» **Testo della pagina**
Charlie, il cardinale Bassetti ammonisce: “Non siano sospese nutrizione e idratazione”

“I genitori si sono trovati di fronte a una scelta drammatica che è stata quella di arrendersi alla malattia”. Lo ha affermato il cardinale Gualtiero Bassetti, arcivescovo di Perugia e presidente della Conferenza episcopale italiana, commentando la decisione dei genitori del piccolo Charlie Gard di abbandonare la battaglia legale per le cure al figlio. In un’intervista rilasciata questa mattina a Radio Uno, il cardinale ha sottolineato come “veramente in tutta questa vicenda, in queste settimane, abbiamo condiviso che c’è qualcosa di più della ragionevolezza giuridica e clinica”.

Non sospendere i trattamenti vitali

“Abbiamo anche constatato – ha aggiunto – nuove disponibilità fra diversi medici al confronto per riconsiderare la possibilità di un’opzione terapeutica straordinaria. E mi sembra che tutto questo poteva essere fatto”. Ora “aspettiamo la fine” del piccolo malato ha proseguito il presidente della Cei. “A questo punto – ha ammonito – devono essere rispettati i diritti di Charlie, che dev’essere accompagnato e curato nel naturale decorso della malattia”. “Non può essere disidratato, non può essere privato del cibo – ha sottolineato il presidente dei vescovi italiani – Tutte le cose che si fanno normalmente per curare un malato – ha concluso – devono essere fatte anche nella sua condizione terminale”. Esattamente il contrario di quello che rischia di avvenire, ovvero una forma di eutanasia passiva con la sospensione dei trattamenti di alimentazione e idratazione che non possono mai essere equiparati a terapie mediche, come ha giustamente fatto osservare nelle scorse settimane il cardinale Sgreccia, presidente emerito della Pontificia Accademia per la Vita.

» **Dati forniti**

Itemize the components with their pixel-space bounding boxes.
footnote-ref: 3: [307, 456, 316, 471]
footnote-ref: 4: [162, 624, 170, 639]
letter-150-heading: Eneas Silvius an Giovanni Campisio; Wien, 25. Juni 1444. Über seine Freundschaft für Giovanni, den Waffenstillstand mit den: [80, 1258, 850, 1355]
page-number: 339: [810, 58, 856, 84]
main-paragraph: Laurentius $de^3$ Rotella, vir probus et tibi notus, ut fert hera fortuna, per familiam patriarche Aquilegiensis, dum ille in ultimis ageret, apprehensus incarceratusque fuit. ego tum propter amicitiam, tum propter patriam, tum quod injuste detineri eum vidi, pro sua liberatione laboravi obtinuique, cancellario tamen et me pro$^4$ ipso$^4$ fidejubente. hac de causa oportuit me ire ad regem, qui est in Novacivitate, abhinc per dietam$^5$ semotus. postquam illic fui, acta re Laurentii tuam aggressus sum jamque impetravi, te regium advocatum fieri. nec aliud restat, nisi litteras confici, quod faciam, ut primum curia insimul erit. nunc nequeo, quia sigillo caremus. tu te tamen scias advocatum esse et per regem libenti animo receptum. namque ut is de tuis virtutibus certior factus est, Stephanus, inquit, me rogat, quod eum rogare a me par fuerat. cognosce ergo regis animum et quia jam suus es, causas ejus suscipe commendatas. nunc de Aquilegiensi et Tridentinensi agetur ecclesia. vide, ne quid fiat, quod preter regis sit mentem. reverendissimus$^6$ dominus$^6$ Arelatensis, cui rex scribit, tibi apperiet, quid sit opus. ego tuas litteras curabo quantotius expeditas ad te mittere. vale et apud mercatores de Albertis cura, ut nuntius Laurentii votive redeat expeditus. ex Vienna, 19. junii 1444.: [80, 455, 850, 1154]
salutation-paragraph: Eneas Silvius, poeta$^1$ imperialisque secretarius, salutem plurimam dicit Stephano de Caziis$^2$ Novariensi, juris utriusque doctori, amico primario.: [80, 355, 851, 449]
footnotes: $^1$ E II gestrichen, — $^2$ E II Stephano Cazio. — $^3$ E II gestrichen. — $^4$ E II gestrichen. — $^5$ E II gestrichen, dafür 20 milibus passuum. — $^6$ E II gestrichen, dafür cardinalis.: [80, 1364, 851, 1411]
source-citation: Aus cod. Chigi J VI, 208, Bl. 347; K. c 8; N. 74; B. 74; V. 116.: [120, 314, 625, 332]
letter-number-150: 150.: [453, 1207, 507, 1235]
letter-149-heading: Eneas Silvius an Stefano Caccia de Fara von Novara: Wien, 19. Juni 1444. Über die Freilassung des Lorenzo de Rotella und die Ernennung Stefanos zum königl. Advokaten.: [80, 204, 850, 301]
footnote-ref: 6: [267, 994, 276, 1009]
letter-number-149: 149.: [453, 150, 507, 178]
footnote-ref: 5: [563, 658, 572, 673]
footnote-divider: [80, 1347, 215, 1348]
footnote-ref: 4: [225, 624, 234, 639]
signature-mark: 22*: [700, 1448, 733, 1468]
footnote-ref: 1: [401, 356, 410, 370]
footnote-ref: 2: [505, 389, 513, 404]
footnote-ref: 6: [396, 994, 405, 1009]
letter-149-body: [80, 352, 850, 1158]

» **Obiettivo**
Riporta integralmente, parola per parola, il testo della pagina sul caso di Charlie Gard.

» **Spazio per rispondere**
Charlie, il cardinale Bassetti ammonisce: “Non siano sospese nutrizione e idratazione”

“I genitori si sono trovati di fronte a una scelta drammatica che è stata quella di arrendersi alla malattia”. Lo ha affermato il cardinale Gualtiero Bassetti, arcivescovo di Perugia e presidente della Conferenza episcopale italiana, commentando la decisione dei genitori del piccolo Charlie Gard di abbandonare la battaglia legale per le cure al figlio. In un’intervista rilasciata questa mattina a Radio Uno, il cardinale ha sottolineato come “veramente in tutta questa vicenda, in queste settimane, abbiamo condiviso che c’è qualcosa di più della ragionevolezza giuridica e clinica”.

Non sospendere i trattamenti vitali

“Abbiamo anche constatato – ha aggiunto – nuove disponibilità fra diversi medici al confronto per riconsiderare la possibilità di un’opzione terapeutica straordinaria. E mi sembra che tutto questo poteva essere fatto”. Ora “aspettiamo la fine” del piccolo malato ha proseguito il presidente della Cei. “A questo punto – ha ammonito – devono essere rispettati i diritti di Charlie, che dev’essere accompagnato e curato nel naturale decorso della malattia”. “Non può essere disidratato, non può essere privato del cibo – ha sottolineato il presidente dei vescovi italiani – Tutte le cose che si fanno normalmente per curare un malato – ha concluso – devono essere fatte anche nella sua condizione terminale”. Esattamente il contrario di quello che rischia di avvenire, ovvero una forma di eutanasia passiva con la sospensione dei trattamenti di alimentazione e idratazione che non possono mai essere equiparati a terapie mediche, come ha giustamente fatto osservare nelle scorse settimane il cardinale Sgreccia, presidente emerito della Pontificia Accademia per la Vita.